• _GIVEN EXERCISE_: Which lines contain the string "Growth"? Please list every one of them.

• _RECORDS SHOWN_:
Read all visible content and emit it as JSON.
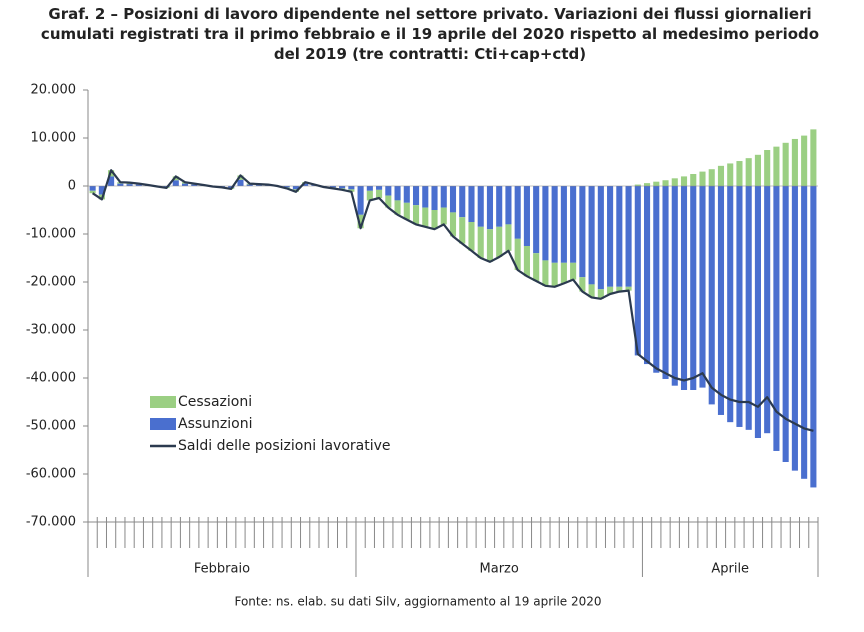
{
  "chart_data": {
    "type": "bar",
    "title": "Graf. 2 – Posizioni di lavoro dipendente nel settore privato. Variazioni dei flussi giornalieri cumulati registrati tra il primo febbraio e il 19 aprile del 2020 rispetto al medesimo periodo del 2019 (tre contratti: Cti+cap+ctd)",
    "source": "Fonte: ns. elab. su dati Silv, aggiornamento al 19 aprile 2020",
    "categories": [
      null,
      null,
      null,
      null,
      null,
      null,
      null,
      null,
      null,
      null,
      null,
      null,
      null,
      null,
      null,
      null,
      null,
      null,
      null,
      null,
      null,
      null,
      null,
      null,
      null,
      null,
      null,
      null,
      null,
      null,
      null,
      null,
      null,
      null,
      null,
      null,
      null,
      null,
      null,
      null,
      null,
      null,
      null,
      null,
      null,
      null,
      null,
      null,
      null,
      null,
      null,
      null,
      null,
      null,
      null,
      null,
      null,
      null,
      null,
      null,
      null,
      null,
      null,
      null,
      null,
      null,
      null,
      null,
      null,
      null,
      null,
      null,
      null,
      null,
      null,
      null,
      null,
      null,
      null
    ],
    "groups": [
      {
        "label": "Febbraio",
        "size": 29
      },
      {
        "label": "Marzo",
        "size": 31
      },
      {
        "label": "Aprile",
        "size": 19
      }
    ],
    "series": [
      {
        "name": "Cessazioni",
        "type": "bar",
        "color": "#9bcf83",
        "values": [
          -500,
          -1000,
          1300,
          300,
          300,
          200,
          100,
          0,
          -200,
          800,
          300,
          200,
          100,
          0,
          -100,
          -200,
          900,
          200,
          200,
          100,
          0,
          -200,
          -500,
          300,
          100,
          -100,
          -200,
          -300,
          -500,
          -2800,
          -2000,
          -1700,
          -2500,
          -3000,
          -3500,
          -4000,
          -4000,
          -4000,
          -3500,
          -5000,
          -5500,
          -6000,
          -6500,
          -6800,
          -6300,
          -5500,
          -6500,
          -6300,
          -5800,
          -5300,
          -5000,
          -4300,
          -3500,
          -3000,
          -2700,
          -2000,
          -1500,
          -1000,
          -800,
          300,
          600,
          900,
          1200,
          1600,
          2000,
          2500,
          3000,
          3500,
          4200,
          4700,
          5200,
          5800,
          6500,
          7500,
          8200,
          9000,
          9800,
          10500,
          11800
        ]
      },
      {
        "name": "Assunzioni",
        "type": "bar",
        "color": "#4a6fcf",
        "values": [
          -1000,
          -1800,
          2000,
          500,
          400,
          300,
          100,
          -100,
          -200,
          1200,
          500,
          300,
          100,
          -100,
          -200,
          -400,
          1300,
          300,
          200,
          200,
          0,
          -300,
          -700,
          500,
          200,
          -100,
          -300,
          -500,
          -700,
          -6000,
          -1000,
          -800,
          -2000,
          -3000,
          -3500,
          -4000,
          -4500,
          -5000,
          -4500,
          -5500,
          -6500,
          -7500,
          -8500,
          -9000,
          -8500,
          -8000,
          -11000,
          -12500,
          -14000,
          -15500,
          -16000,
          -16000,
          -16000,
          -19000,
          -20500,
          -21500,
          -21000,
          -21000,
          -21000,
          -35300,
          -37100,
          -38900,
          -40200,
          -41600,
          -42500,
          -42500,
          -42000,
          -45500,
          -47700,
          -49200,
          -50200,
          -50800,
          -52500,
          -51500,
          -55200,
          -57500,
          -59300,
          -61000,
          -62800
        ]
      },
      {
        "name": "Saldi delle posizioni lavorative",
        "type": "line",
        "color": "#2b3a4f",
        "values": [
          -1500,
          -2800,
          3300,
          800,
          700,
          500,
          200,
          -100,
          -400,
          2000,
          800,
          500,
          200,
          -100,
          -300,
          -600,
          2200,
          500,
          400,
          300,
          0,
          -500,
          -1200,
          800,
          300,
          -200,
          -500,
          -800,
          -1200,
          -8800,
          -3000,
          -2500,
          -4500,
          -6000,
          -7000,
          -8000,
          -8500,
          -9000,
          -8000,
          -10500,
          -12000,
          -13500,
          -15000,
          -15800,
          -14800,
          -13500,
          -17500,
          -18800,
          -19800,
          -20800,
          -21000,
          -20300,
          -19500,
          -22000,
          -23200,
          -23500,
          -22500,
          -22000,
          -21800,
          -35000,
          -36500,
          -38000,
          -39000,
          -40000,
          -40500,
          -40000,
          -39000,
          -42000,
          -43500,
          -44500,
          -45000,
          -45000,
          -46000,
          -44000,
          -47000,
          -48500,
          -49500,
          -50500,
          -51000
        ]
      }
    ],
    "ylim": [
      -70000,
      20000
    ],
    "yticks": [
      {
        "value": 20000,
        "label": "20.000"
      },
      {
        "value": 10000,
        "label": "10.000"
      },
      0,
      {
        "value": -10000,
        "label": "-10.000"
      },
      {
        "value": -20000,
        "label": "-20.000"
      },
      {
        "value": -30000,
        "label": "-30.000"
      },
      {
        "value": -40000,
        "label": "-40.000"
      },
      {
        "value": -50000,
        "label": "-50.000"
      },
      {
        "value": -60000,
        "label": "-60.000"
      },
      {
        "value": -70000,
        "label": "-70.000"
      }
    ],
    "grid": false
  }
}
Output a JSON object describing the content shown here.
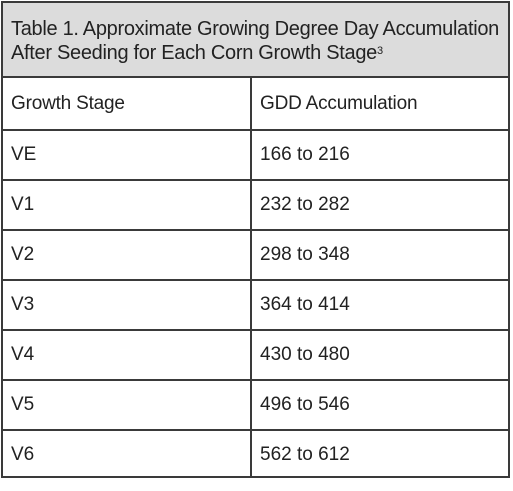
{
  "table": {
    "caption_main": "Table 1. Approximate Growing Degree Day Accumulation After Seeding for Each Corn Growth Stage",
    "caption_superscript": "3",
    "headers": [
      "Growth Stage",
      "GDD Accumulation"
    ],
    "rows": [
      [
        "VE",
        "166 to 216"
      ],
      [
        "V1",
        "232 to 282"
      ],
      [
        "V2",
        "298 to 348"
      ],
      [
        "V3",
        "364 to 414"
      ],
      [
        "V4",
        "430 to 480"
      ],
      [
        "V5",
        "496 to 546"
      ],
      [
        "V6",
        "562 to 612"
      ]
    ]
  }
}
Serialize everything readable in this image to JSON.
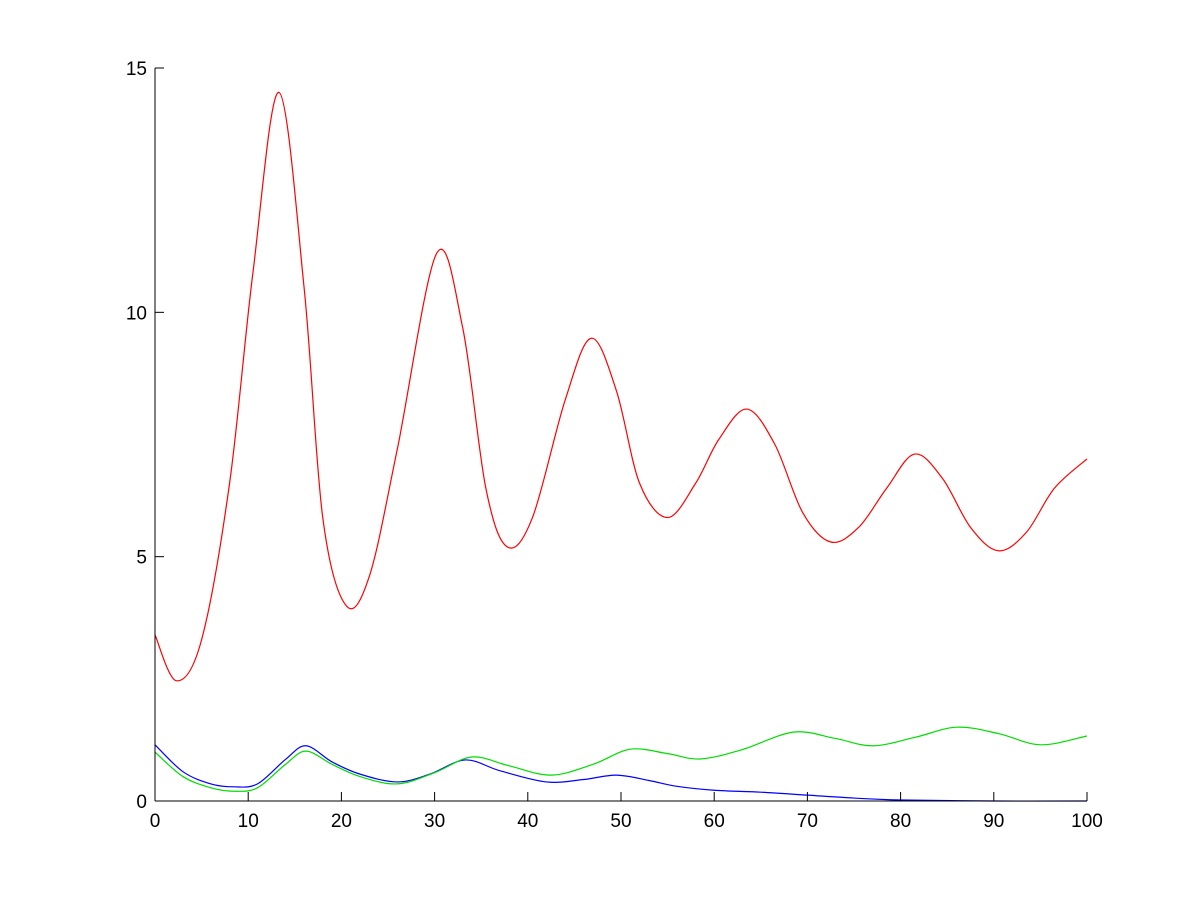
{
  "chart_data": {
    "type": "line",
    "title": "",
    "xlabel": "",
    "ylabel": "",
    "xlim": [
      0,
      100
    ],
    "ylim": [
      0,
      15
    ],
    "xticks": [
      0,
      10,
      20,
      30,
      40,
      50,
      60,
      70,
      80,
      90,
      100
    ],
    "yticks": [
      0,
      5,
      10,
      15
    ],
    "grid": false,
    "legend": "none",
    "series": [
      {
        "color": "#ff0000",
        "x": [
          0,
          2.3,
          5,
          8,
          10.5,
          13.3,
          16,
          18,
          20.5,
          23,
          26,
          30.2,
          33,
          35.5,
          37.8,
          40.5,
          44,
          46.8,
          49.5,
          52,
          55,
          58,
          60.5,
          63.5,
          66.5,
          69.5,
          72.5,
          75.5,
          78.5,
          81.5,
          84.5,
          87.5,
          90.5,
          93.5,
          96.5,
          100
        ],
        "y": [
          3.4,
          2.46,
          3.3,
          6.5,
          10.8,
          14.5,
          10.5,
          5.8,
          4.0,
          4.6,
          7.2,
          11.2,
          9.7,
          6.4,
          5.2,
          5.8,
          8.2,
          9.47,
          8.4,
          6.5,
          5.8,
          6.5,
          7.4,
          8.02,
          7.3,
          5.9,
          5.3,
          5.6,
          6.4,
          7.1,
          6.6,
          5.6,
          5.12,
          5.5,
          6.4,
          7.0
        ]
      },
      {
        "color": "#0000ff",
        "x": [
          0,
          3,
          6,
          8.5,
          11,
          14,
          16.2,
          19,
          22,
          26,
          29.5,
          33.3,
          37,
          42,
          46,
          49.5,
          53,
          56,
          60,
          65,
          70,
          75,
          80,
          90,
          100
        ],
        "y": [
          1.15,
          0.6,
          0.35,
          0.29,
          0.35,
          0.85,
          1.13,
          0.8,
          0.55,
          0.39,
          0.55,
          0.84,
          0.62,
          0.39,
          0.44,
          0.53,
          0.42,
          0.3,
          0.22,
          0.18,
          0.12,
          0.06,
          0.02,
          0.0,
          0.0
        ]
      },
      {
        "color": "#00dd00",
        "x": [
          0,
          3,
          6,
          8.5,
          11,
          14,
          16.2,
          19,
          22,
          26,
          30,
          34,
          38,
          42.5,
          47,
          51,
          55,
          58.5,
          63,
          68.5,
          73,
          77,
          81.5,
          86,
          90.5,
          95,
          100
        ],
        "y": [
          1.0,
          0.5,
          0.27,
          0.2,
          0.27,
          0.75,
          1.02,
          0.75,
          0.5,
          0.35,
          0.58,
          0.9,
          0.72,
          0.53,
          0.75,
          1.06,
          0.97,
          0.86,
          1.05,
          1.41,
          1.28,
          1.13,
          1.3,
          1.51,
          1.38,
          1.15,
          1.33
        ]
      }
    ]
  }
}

---

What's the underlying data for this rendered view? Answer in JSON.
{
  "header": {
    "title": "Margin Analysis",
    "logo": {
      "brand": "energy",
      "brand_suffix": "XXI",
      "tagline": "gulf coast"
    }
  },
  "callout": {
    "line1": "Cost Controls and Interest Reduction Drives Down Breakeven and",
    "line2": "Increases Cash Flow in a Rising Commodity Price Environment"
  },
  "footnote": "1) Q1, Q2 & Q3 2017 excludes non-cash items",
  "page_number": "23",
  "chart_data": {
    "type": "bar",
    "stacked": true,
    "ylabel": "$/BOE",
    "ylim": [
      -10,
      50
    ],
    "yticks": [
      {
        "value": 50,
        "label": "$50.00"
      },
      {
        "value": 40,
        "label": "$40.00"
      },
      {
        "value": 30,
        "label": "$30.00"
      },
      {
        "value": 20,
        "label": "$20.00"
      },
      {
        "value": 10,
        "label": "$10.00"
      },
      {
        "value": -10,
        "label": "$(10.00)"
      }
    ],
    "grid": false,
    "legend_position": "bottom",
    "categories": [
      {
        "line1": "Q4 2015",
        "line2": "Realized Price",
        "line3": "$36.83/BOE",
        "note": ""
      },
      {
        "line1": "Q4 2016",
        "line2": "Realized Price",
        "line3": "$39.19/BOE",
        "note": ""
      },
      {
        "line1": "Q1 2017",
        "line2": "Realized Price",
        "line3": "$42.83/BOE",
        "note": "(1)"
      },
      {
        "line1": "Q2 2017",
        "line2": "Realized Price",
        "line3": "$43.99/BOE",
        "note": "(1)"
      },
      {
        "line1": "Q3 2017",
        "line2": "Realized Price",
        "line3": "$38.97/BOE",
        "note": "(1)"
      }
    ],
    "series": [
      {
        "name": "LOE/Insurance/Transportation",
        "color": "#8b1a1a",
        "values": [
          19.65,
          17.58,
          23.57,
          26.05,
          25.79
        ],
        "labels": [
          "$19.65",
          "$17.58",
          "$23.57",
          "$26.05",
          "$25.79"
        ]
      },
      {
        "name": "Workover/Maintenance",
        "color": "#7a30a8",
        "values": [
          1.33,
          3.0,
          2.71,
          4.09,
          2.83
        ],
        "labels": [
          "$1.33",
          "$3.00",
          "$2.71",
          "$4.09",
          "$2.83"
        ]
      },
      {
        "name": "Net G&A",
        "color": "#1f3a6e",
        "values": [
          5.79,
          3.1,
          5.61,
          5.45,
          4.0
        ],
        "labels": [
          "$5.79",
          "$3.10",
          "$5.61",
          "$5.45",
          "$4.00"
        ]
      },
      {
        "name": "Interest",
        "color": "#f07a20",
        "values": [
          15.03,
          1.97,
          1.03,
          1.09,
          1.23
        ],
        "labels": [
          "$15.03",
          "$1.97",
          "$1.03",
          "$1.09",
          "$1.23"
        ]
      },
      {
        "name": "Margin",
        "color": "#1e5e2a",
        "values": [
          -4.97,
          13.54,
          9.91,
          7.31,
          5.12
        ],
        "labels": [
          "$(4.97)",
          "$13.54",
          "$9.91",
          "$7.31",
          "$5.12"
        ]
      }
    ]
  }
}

• _SOLUTION BELOW_:
    "caption_main": "Table 1. Approximate Growing Degree Day Accumulation After Seeding for Each Corn Growth Stage",
      "Growth Stage",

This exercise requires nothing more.